RECORD EXTRACTS:
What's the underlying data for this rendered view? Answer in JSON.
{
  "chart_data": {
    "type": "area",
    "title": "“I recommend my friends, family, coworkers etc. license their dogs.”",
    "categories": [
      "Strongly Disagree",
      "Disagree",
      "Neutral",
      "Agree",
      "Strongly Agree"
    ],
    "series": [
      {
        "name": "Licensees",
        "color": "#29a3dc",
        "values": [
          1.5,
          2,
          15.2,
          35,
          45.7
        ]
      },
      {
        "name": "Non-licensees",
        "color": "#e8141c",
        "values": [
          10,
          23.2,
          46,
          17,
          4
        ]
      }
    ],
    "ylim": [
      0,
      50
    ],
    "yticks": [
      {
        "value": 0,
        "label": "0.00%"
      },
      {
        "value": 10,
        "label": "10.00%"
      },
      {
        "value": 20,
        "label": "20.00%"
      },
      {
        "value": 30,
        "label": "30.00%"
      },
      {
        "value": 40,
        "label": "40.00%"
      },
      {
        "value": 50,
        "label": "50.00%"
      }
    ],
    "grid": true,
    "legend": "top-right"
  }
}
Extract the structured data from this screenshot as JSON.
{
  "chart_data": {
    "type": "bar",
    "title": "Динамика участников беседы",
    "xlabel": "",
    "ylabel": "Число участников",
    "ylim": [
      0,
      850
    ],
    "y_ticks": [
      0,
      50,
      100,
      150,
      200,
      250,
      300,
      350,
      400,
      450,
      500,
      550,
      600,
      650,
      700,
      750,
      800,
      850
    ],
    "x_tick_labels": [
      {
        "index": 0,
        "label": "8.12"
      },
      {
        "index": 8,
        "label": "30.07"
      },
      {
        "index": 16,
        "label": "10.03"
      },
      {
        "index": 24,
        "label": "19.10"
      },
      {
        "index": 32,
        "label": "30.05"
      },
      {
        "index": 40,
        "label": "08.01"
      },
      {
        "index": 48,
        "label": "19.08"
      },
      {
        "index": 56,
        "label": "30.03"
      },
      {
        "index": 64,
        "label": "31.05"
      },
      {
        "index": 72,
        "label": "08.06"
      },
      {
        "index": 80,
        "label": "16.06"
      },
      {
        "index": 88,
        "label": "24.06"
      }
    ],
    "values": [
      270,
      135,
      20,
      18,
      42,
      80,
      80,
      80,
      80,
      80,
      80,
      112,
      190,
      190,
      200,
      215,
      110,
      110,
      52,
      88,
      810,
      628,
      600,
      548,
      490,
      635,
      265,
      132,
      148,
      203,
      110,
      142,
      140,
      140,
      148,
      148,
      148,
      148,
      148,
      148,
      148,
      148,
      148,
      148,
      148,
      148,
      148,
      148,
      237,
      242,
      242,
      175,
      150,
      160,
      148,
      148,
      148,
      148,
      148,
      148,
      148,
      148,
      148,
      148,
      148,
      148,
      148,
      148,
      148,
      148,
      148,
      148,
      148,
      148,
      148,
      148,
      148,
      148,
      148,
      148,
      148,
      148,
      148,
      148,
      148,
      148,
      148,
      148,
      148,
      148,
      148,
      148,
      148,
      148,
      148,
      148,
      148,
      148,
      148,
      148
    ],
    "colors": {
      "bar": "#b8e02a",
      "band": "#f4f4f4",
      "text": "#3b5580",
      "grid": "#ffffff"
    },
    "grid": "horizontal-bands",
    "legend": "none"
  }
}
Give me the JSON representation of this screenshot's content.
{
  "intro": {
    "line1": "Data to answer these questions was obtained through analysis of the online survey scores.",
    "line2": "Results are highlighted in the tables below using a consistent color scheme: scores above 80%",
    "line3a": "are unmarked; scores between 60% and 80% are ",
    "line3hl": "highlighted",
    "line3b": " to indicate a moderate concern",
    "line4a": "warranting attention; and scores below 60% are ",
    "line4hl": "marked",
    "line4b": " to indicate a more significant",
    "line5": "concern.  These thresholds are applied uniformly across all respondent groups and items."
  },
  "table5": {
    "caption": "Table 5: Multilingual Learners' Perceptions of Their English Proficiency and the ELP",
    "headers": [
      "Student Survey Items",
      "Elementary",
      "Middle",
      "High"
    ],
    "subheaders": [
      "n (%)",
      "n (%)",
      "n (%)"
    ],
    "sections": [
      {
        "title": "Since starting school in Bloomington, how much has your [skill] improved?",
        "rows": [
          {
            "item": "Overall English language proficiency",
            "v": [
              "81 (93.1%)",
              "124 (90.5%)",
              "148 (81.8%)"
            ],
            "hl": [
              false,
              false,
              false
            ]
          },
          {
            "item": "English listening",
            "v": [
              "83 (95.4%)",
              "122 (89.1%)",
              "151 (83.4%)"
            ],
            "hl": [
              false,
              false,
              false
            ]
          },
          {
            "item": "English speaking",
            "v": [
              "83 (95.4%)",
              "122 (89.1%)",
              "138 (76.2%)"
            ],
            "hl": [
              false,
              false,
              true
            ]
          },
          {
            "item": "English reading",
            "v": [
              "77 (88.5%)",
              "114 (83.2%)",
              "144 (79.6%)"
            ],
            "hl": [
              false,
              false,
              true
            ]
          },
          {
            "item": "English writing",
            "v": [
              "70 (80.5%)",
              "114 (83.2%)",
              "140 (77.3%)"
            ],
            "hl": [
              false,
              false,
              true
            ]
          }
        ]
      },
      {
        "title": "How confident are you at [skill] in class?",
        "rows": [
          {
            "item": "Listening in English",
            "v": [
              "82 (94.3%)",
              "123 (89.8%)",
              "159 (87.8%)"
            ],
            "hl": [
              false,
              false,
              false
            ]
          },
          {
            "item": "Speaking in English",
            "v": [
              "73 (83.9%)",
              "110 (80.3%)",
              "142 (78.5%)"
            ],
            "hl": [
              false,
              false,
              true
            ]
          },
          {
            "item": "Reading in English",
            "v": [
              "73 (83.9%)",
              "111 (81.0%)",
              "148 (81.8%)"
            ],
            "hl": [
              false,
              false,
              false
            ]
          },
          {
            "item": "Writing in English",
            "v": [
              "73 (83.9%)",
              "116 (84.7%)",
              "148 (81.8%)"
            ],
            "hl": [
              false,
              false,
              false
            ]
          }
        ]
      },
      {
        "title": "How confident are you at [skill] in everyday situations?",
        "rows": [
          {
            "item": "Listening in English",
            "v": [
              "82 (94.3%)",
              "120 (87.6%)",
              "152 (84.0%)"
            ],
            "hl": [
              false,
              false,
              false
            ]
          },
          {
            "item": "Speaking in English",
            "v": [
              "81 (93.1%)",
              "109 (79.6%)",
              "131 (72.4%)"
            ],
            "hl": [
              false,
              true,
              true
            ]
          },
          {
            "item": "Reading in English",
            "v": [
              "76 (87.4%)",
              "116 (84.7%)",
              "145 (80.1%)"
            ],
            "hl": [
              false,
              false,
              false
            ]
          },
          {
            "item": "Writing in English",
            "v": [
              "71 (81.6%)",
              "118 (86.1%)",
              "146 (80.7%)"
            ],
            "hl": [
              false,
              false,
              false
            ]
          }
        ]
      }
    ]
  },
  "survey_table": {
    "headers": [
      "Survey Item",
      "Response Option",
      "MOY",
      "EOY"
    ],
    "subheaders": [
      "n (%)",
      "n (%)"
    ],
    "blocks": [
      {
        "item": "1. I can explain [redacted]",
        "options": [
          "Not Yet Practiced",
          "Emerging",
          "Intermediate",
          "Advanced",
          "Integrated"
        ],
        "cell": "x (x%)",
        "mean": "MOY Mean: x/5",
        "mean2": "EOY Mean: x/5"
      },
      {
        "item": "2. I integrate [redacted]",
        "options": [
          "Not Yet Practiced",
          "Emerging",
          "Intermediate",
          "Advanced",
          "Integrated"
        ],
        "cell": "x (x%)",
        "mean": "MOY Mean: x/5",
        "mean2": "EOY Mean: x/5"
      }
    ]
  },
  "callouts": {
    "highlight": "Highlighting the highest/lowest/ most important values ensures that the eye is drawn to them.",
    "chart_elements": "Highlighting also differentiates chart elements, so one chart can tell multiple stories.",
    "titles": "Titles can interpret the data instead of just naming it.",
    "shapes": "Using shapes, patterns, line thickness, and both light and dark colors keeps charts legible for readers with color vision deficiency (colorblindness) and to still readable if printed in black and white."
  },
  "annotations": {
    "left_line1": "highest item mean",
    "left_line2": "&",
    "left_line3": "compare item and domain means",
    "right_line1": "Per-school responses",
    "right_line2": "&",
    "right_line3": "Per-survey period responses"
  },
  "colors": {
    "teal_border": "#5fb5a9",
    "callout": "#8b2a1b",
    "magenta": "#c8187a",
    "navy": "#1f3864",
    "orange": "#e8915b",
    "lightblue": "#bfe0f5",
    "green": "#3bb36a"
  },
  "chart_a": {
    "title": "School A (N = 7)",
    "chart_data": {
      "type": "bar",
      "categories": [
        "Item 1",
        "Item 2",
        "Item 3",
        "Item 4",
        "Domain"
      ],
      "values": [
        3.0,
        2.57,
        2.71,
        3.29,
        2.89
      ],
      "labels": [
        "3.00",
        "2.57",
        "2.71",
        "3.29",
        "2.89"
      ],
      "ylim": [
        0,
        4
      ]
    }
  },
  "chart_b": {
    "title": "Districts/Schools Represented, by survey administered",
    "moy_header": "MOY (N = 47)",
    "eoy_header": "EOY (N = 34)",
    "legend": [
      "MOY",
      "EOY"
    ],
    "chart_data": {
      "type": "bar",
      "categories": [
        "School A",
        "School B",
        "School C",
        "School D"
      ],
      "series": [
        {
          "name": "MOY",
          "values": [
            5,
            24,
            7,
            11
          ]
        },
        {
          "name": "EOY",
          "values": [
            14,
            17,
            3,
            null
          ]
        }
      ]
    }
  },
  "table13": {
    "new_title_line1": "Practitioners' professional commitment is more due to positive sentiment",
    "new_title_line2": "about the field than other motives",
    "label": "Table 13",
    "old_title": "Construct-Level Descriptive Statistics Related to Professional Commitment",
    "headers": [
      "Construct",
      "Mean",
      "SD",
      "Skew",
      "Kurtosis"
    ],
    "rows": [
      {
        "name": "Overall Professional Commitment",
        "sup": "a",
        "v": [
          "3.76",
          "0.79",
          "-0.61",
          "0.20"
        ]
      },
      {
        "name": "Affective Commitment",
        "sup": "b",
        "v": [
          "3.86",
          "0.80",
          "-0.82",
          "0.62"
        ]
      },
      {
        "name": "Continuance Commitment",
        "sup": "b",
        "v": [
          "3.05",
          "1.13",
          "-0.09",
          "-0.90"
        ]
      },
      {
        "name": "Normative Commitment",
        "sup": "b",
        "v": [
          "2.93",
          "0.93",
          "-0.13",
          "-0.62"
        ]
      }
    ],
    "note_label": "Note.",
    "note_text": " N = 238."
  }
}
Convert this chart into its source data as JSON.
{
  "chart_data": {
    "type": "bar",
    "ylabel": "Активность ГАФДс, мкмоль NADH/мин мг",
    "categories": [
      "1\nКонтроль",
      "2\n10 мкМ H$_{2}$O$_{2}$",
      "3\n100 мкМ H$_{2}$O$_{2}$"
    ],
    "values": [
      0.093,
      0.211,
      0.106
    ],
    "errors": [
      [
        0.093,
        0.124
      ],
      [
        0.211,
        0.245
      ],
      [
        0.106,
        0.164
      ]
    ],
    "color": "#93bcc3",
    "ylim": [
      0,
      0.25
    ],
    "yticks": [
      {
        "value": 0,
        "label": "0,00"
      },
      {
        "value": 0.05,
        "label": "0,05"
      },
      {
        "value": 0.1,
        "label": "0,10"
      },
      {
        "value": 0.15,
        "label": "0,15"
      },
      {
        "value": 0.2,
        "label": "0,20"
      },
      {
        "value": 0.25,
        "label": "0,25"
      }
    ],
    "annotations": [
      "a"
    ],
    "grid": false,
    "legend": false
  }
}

TASK BRIEF:
Return each line of the listing that holds the string "more".

SOLVED PROBLEM:
    "line4b": " to indicate a more significant",
    "new_title_line1": "Practitioners' professional commitment is more due to positive sentiment",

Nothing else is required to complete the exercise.